# WHAT TO PRODUCE:
Carry on the forum thread about the crooked CustomCat print from the point where it stops.

# CustomCat fell flat



## y2kdeuce (Apr 9, 2015)

Starting a print on demand web business. Tried CustomCat. Before turning the site live, I bought a shirt from myself. Glad I did. Mock up looks perfect online (with one wonky exception) but the printed shirt, is skewed. Graphic printed crooked (see attached). No support. Nobody answers the phone. I can't build a business around this. 

Looking for recommendations for a print shop. Now that I've built a website, woocommerce integration would be nice. 

Thanks in advance.

John


----------



## binki (Jul 16, 2006)

@Justin Walker was working on something like that a while back. Don't know if he still is.

https://www.t-shirtforums.com/members/justin-walker.html


----------



## LancerFlorida (Mar 20, 2018)

Invest another $2,000 and print our own shirts. IF you want to brag about your product AND want to see your customers again, don't send them to predators. DO your own work! 
But...you must accept you can not do EVERYTHING. So pick your horse and ride it well.


----------



## NoXid (Apr 4, 2011)

# DATA SEGMENT:

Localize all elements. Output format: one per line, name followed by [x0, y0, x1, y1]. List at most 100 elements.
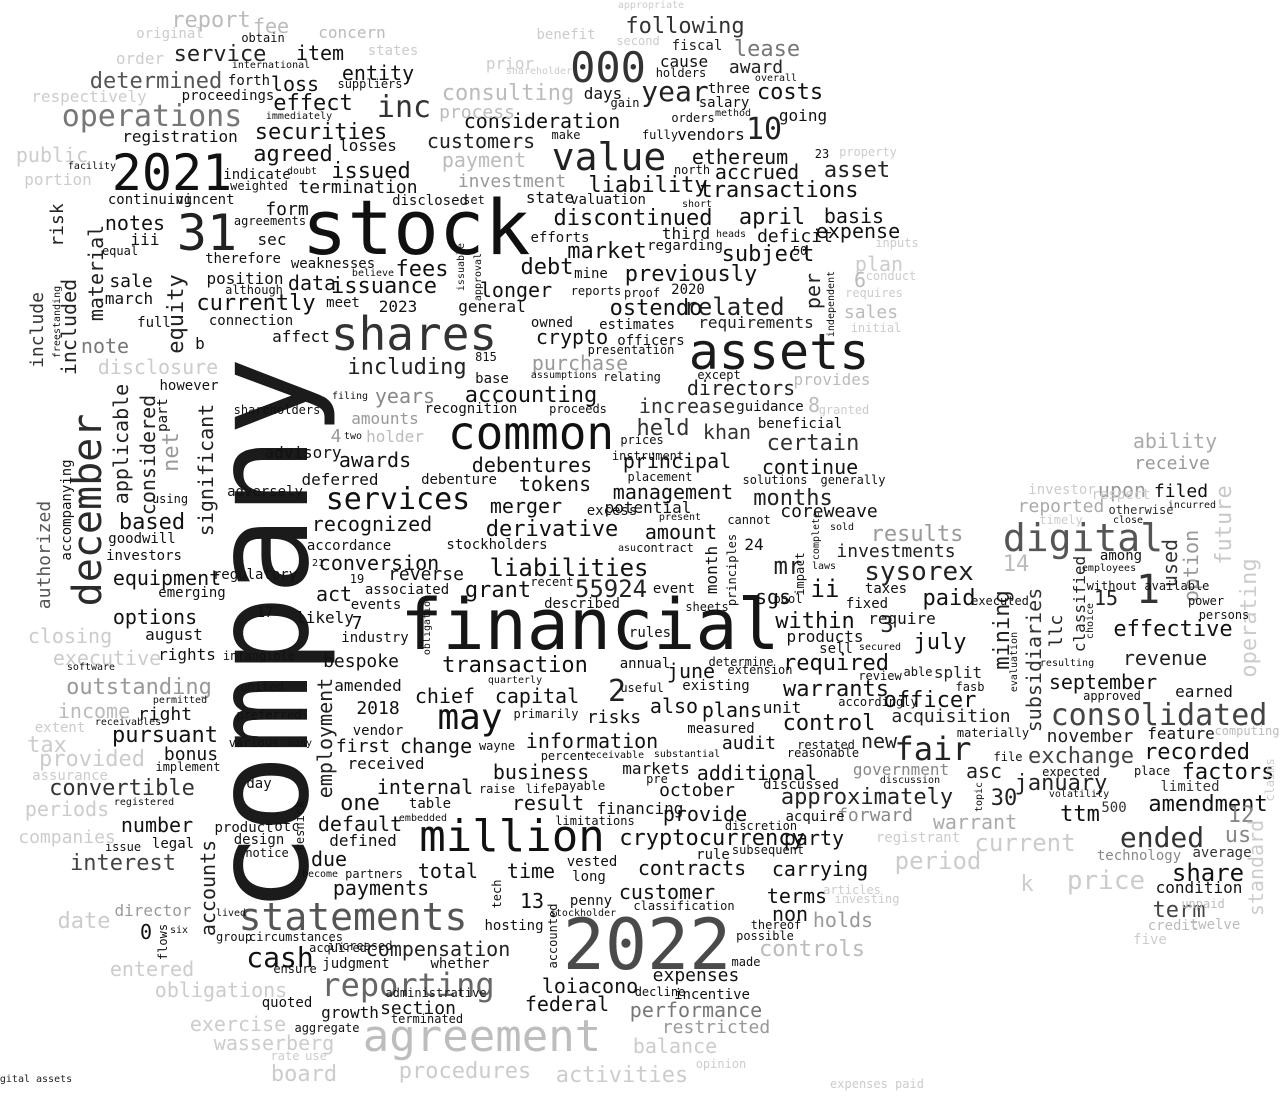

# EXPECTED OUTPUT:
Login to their interface, click Home or your store name. Click Orders for last week (or month, whenever you ordered the shirt). Then click the Message (envelope) button next to that order and describe your problem. This will create a support "Ticket" in their system and is how you deal with any and all problems with an order.

I've had some mugs get damaged in transit, and they've always sent out replacements to my customers.

Note, you can attach a photo to the message.


----------



## DrivingZiggy (Apr 24, 2017)

y2kdeuce said:


> the printed shirt, is skewed. Graphic printed crooked (see attached).


Zoiks! That's not even close.


----------



## nlck (Jan 23, 2019)

Printful has decent reviews with woocommerce integration. Although, I've haven't used them myself.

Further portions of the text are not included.